Dataset entries:
══════

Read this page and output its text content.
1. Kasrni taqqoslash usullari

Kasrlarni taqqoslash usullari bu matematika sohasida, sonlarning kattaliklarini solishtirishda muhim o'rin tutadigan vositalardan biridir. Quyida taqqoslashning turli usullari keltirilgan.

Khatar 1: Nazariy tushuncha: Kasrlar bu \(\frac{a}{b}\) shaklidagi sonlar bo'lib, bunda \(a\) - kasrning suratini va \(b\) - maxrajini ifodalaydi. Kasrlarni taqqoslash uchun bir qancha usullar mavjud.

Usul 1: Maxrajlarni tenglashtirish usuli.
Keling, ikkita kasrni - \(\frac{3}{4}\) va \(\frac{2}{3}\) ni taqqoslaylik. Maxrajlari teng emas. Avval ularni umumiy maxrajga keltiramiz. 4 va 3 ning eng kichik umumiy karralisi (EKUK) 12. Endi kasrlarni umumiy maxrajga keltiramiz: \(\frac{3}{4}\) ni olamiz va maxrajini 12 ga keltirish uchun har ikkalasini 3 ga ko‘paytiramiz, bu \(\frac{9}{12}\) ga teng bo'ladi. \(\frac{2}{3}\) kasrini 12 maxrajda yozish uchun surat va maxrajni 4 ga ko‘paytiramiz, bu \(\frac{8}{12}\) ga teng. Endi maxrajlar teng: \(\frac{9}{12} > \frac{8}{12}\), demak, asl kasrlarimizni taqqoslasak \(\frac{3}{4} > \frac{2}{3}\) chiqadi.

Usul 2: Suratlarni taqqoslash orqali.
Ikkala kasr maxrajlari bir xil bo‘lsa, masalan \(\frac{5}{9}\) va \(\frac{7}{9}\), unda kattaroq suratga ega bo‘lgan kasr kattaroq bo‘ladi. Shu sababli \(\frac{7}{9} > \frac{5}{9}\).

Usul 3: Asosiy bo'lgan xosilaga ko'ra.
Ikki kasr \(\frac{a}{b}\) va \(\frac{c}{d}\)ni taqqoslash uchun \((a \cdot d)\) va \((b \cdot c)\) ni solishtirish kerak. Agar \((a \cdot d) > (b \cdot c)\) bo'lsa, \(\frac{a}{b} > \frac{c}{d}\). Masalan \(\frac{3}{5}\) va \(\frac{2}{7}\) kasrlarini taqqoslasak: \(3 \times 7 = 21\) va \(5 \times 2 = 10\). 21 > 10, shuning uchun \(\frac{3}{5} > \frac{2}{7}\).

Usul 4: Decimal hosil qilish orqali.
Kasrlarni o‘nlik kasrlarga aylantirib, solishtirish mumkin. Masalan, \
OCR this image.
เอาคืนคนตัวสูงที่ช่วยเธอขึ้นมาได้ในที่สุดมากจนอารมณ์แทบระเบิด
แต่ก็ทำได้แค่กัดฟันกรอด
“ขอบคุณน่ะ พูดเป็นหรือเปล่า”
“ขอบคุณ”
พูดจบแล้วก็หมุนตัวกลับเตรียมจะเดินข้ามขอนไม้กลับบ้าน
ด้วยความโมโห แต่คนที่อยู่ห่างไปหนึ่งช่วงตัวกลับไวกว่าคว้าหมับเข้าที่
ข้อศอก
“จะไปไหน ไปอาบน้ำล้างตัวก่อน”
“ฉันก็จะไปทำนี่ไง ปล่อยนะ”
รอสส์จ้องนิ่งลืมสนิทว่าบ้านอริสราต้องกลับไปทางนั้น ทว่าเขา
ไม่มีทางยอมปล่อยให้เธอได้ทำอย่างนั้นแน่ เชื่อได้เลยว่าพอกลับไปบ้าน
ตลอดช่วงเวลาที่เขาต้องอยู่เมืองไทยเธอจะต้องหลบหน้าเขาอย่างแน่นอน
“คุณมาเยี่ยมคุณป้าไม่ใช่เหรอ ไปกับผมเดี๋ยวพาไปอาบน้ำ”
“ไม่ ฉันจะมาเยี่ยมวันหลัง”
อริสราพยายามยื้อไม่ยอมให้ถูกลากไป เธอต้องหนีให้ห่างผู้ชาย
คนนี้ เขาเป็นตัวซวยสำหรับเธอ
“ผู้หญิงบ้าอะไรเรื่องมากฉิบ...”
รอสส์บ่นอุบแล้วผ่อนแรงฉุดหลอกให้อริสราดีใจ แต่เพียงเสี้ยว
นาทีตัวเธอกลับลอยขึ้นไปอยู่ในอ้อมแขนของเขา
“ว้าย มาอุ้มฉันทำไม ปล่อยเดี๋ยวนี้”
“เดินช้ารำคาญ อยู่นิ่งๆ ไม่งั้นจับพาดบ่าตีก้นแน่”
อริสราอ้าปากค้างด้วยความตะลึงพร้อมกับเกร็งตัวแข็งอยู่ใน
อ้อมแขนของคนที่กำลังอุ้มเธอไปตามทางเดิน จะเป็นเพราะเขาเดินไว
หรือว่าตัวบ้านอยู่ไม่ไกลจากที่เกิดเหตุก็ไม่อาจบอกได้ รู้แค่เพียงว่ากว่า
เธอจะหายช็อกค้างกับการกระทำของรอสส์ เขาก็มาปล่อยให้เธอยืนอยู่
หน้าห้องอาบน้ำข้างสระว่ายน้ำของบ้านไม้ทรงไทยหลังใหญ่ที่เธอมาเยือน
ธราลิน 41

══════

▸ What you have to do: Make an exact copy of every line in the data.

▸ The output:
Read this page and output its text content.
1. Kasrni taqqoslash usullari

Kasrlarni taqqoslash usullari bu matematika sohasida, sonlarning kattaliklarini solishtirishda muhim o'rin tutadigan vositalardan biridir. Quyida taqqoslashning turli usullari keltirilgan.

Khatar 1: Nazariy tushuncha: Kasrlar bu \(\frac{a}{b}\) shaklidagi sonlar bo'lib, bunda \(a\) - kasrning suratini va \(b\) - maxrajini ifodalaydi. Kasrlarni taqqoslash uchun bir qancha usullar mavjud.

Usul 1: Maxrajlarni tenglashtirish usuli.
Keling, ikkita kasrni - \(\frac{3}{4}\) va \(\frac{2}{3}\) ni taqqoslaylik. Maxrajlari teng emas. Avval ularni umumiy maxrajga keltiramiz. 4 va 3 ning eng kichik umumiy karralisi (EKUK) 12. Endi kasrlarni umumiy maxrajga keltiramiz: \(\frac{3}{4}\) ni olamiz va maxrajini 12 ga keltirish uchun har ikkalasini 3 ga ko‘paytiramiz, bu \(\frac{9}{12}\) ga teng bo'ladi. \(\frac{2}{3}\) kasrini 12 maxrajda yozish uchun surat va maxrajni 4 ga ko‘paytiramiz, bu \(\frac{8}{12}\) ga teng. Endi maxrajlar teng: \(\frac{9}{12} > \frac{8}{12}\), demak, asl kasrlarimizni taqqoslasak \(\frac{3}{4} > \frac{2}{3}\) chiqadi.

Usul 2: Suratlarni taqqoslash orqali.
Ikkala kasr maxrajlari bir xil bo‘lsa, masalan \(\frac{5}{9}\) va \(\frac{7}{9}\), unda kattaroq suratga ega bo‘lgan kasr kattaroq bo‘ladi. Shu sababli \(\frac{7}{9} > \frac{5}{9}\).

Usul 3: Asosiy bo'lgan xosilaga ko'ra.
Ikki kasr \(\frac{a}{b}\) va \(\frac{c}{d}\)ni taqqoslash uchun \((a \cdot d)\) va \((b \cdot c)\) ni solishtirish kerak. Agar \((a \cdot d) > (b \cdot c)\) bo'lsa, \(\frac{a}{b} > \frac{c}{d}\). Masalan \(\frac{3}{5}\) va \(\frac{2}{7}\) kasrlarini taqqoslasak: \(3 \times 7 = 21\) va \(5 \times 2 = 10\). 21 > 10, shuning uchun \(\frac{3}{5} > \frac{2}{7}\).

Usul 4: Decimal hosil qilish orqali.
Kasrlarni o‘nlik kasrlarga aylantirib, solishtirish mumkin. Masalan, \
OCR this image.
เอาคืนคนตัวสูงที่ช่วยเธอขึ้นมาได้ในที่สุดมากจนอารมณ์แทบระเบิด
แต่ก็ทำได้แค่กัดฟันกรอด
“ขอบคุณน่ะ พูดเป็นหรือเปล่า”
“ขอบคุณ”
พูดจบแล้วก็หมุนตัวกลับเตรียมจะเดินข้ามขอนไม้กลับบ้าน
ด้วยความโมโห แต่คนที่อยู่ห่างไปหนึ่งช่วงตัวกลับไวกว่าคว้าหมับเข้าที่
ข้อศอก
“จะไปไหน ไปอาบน้ำล้างตัวก่อน”
“ฉันก็จะไปทำนี่ไง ปล่อยนะ”
รอสส์จ้องนิ่งลืมสนิทว่าบ้านอริสราต้องกลับไปทางนั้น ทว่าเขา
ไม่มีทางยอมปล่อยให้เธอได้ทำอย่างนั้นแน่ เชื่อได้เลยว่าพอกลับไปบ้าน
ตลอดช่วงเวลาที่เขาต้องอยู่เมืองไทยเธอจะต้องหลบหน้าเขาอย่างแน่นอน
“คุณมาเยี่ยมคุณป้าไม่ใช่เหรอ ไปกับผมเดี๋ยวพาไปอาบน้ำ”
“ไม่ ฉันจะมาเยี่ยมวันหลัง”
อริสราพยายามยื้อไม่ยอมให้ถูกลากไป เธอต้องหนีให้ห่างผู้ชาย
คนนี้ เขาเป็นตัวซวยสำหรับเธอ
“ผู้หญิงบ้าอะไรเรื่องมากฉิบ...”
รอสส์บ่นอุบแล้วผ่อนแรงฉุดหลอกให้อริสราดีใจ แต่เพียงเสี้ยว
นาทีตัวเธอกลับลอยขึ้นไปอยู่ในอ้อมแขนของเขา
“ว้าย มาอุ้มฉันทำไม ปล่อยเดี๋ยวนี้”
“เดินช้ารำคาญ อยู่นิ่งๆ ไม่งั้นจับพาดบ่าตีก้นแน่”
อริสราอ้าปากค้างด้วยความตะลึงพร้อมกับเกร็งตัวแข็งอยู่ใน
อ้อมแขนของคนที่กำลังอุ้มเธอไปตามทางเดิน จะเป็นเพราะเขาเดินไว
หรือว่าตัวบ้านอยู่ไม่ไกลจากที่เกิดเหตุก็ไม่อาจบอกได้ รู้แค่เพียงว่ากว่า
เธอจะหายช็อกค้างกับการกระทำของรอสส์ เขาก็มาปล่อยให้เธอยืนอยู่
หน้าห้องอาบน้ำข้างสระว่ายน้ำของบ้านไม้ทรงไทยหลังใหญ่ที่เธอมาเยือน
ธราลิน 41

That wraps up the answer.